--- start of SUPPLIED MATERIAL ---

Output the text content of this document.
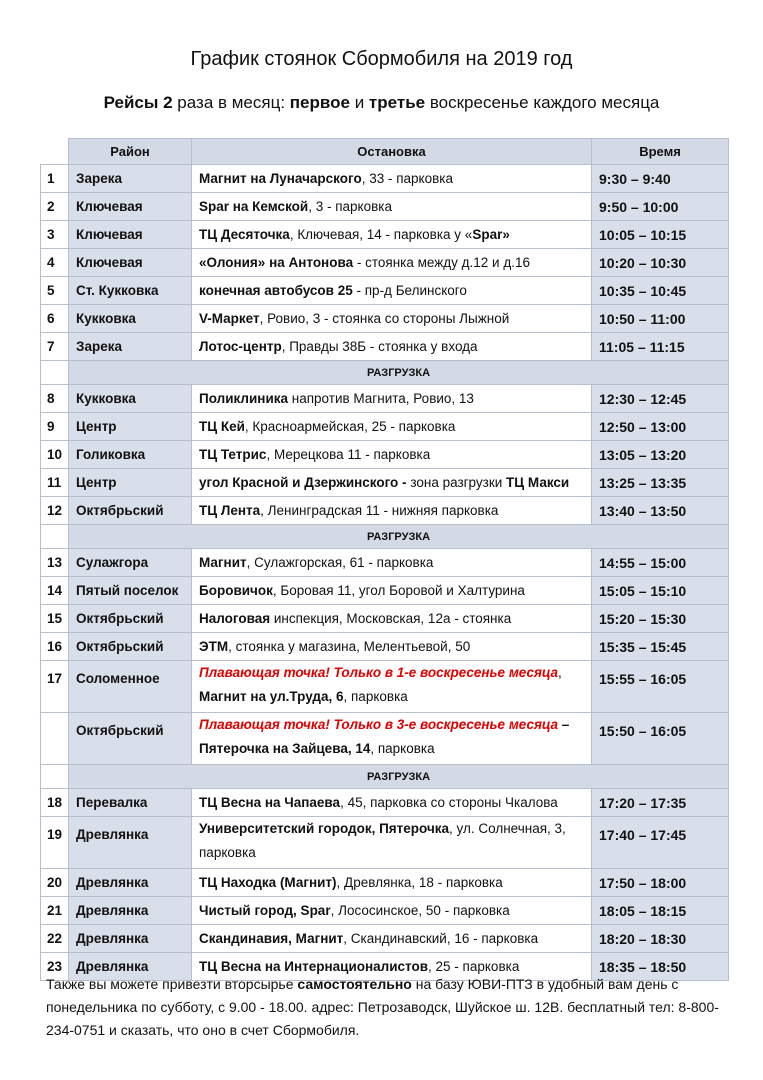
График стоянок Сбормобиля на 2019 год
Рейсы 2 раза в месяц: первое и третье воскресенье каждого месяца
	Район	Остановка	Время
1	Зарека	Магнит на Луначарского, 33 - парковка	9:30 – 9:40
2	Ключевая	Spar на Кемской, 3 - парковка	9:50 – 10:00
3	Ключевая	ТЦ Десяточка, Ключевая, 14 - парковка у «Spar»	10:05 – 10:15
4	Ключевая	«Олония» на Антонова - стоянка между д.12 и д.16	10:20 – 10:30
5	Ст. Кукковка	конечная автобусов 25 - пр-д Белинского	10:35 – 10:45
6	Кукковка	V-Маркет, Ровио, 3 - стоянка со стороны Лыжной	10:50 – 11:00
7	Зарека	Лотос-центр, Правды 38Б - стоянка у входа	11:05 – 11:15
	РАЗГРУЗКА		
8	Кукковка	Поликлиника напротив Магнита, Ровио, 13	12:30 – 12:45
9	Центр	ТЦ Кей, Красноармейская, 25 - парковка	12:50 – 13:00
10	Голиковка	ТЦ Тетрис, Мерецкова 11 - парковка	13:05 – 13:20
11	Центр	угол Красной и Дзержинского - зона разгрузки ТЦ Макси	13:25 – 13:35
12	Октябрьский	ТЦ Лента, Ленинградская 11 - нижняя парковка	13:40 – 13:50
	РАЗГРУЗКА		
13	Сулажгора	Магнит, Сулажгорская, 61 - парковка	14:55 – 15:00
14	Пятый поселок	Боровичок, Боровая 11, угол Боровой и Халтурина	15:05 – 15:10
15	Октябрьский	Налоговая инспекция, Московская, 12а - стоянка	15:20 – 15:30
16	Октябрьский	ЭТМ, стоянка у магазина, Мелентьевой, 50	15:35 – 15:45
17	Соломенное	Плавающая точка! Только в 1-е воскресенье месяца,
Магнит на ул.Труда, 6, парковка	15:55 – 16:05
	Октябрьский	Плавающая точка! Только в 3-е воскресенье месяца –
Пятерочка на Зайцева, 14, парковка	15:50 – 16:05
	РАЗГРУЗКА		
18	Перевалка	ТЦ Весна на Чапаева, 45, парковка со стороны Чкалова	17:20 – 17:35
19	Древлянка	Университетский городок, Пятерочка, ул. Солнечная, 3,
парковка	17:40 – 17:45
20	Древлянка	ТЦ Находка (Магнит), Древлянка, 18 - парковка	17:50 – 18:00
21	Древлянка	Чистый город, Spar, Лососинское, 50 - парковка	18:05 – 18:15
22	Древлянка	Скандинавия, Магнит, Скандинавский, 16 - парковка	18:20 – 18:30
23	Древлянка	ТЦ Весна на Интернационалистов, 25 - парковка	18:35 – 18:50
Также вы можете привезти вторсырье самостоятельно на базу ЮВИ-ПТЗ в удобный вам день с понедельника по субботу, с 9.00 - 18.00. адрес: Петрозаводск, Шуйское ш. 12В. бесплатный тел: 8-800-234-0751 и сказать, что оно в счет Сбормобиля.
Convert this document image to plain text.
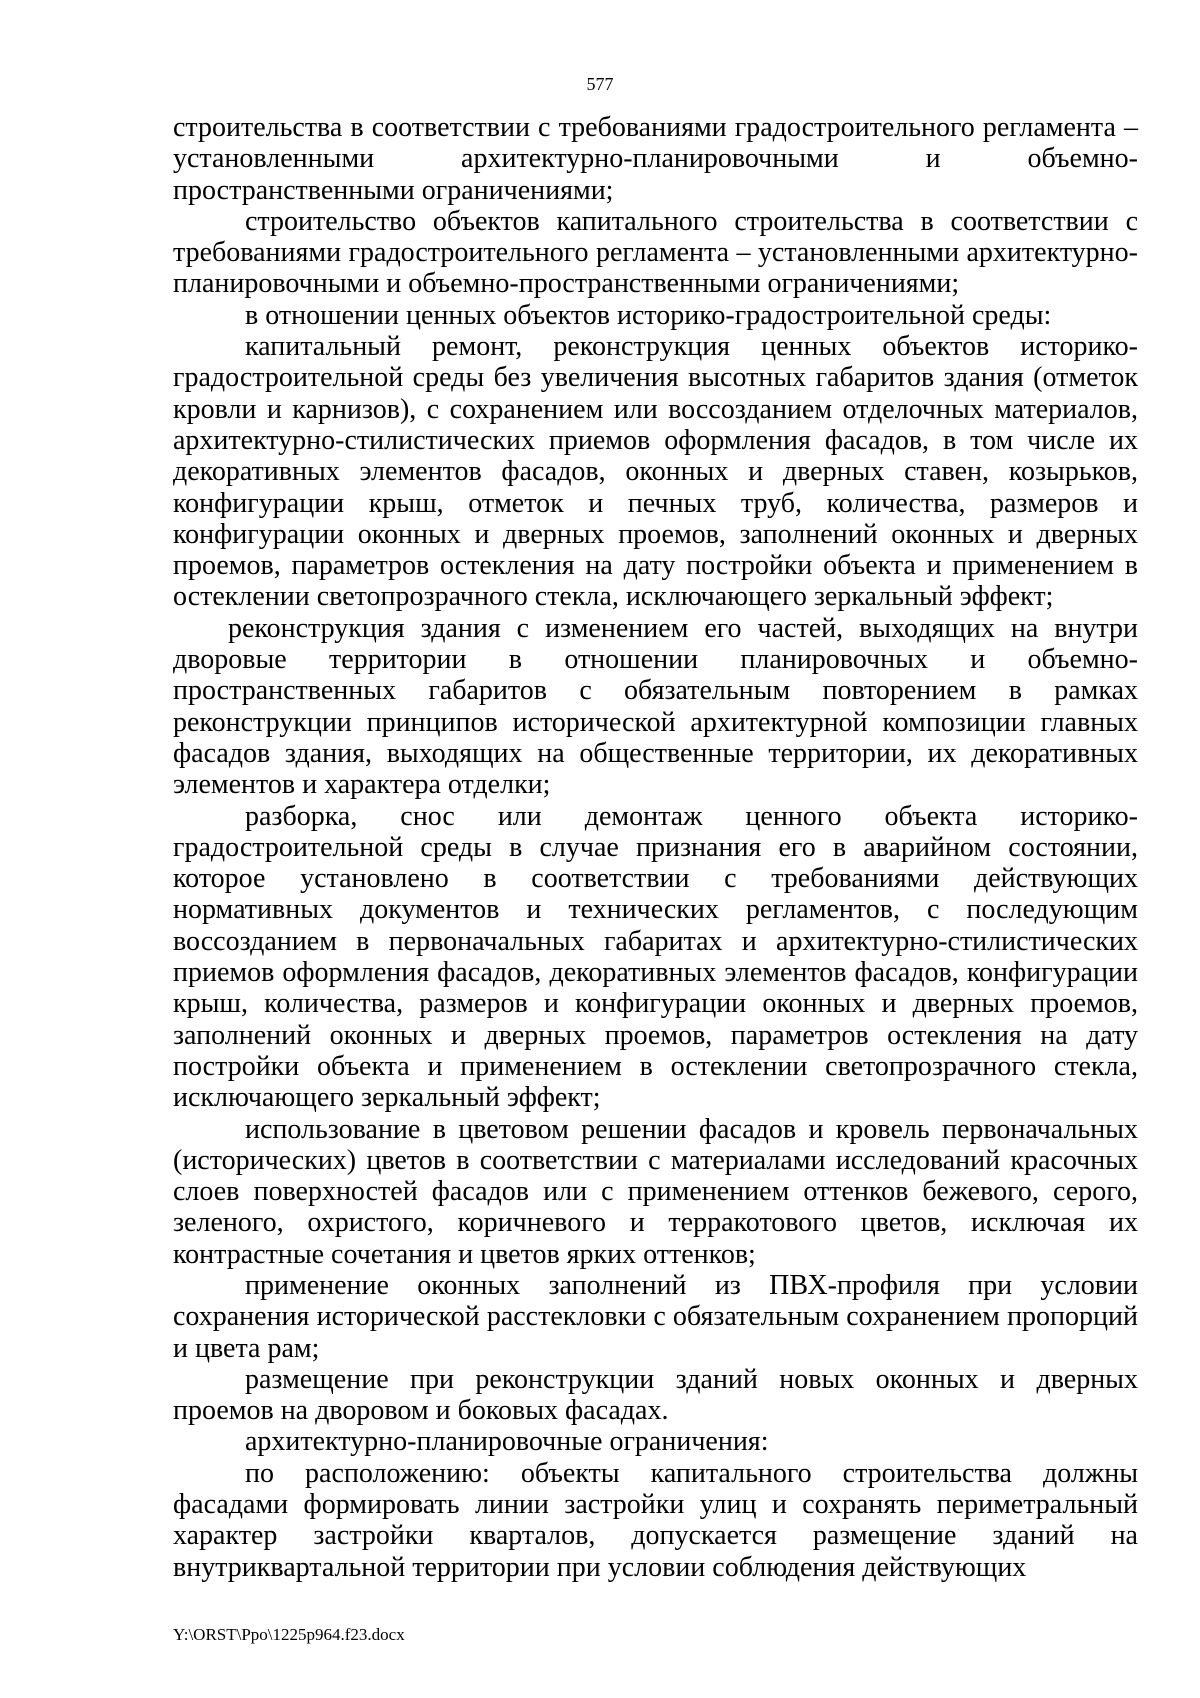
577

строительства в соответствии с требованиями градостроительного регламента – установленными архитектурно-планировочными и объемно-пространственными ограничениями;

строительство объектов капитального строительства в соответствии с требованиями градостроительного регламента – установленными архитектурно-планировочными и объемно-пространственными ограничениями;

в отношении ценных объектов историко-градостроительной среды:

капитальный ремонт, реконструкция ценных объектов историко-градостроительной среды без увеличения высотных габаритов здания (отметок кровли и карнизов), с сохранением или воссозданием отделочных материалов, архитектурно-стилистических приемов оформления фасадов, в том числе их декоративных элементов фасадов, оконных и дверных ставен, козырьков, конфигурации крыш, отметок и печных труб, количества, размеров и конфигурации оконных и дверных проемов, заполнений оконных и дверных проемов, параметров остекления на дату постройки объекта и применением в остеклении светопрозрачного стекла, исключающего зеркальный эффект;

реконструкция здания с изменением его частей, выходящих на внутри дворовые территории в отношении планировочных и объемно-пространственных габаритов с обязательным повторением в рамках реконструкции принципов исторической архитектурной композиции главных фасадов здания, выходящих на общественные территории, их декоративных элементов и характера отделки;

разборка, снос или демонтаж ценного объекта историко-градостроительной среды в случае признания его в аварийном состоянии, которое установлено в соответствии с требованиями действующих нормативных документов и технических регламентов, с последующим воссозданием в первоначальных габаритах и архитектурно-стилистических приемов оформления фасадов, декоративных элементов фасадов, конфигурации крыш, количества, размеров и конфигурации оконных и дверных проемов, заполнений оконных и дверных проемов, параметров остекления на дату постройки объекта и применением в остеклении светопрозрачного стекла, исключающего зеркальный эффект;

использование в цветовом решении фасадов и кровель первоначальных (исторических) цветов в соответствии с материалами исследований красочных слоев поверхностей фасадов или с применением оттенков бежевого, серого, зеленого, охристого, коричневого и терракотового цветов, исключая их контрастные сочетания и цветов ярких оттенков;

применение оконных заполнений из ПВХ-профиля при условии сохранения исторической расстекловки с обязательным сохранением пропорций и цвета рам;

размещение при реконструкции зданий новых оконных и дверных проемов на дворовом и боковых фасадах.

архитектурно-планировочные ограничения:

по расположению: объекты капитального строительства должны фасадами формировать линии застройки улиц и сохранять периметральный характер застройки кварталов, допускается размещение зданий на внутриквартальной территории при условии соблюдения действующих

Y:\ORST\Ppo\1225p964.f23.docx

--- end of SUPPLIED MATERIAL ---

- _THE REQUEST_
Report how many lines of the listing hold the string "воскресенье", giving only the number.

- _FULL RESPONSE_
3